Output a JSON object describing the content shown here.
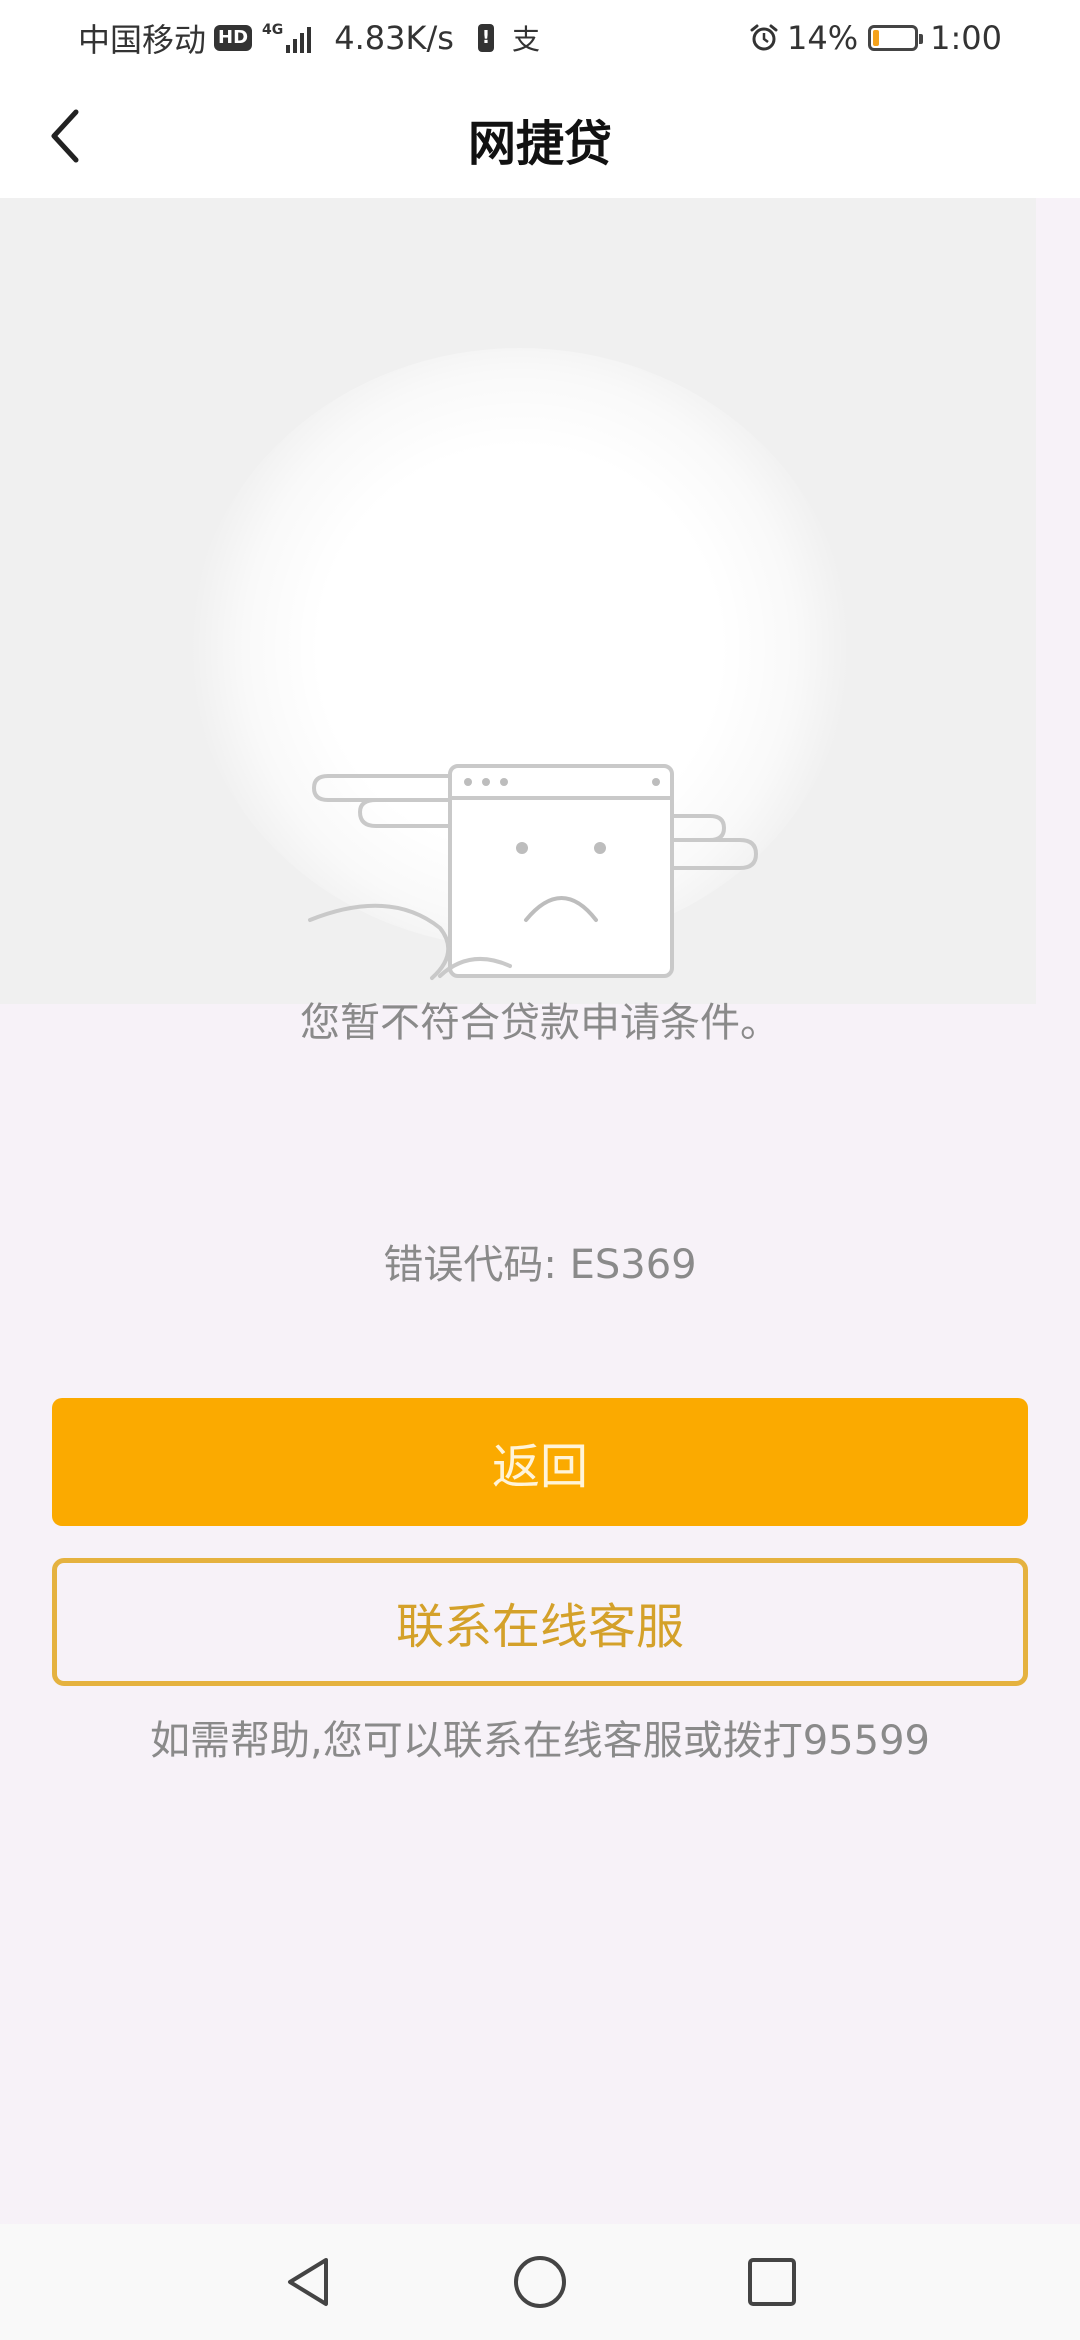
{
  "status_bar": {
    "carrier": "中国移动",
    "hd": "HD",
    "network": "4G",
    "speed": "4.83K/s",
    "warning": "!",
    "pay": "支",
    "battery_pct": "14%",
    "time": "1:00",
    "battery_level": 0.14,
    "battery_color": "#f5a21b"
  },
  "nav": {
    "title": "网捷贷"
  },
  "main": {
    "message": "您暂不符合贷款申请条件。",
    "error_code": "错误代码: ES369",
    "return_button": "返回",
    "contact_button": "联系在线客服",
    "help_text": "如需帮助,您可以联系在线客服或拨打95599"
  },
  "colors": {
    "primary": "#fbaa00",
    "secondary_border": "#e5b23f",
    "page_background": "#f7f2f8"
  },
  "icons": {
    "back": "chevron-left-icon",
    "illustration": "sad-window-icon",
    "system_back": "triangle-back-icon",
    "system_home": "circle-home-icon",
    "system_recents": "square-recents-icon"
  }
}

**Directions:**
Copy the material exactly. Do not include the pictures.

**Response to this task:**
Output a JSON object describing the content shown here.
{
  "status_bar": {
    "carrier": "中国移动",
    "hd": "HD",
    "network": "4G",
    "speed": "4.83K/s",
    "warning": "!",
    "pay": "支",
    "battery_pct": "14%",
    "time": "1:00",
    "battery_level": 0.14,
    "battery_color": "#f5a21b"
  },
  "nav": {
    "title": "网捷贷"
  },
  "main": {
    "message": "您暂不符合贷款申请条件。",
    "error_code": "错误代码: ES369",
    "return_button": "返回",
    "contact_button": "联系在线客服",
    "help_text": "如需帮助,您可以联系在线客服或拨打95599"
  },
  "colors": {
    "primary": "#fbaa00",
    "secondary_border": "#e5b23f",
    "page_background": "#f7f2f8"
  },
  "icons": {
    "back": "chevron-left-icon",
    "illustration": "sad-window-icon",
    "system_back": "triangle-back-icon",
    "system_home": "circle-home-icon",
    "system_recents": "square-recents-icon"
  }
}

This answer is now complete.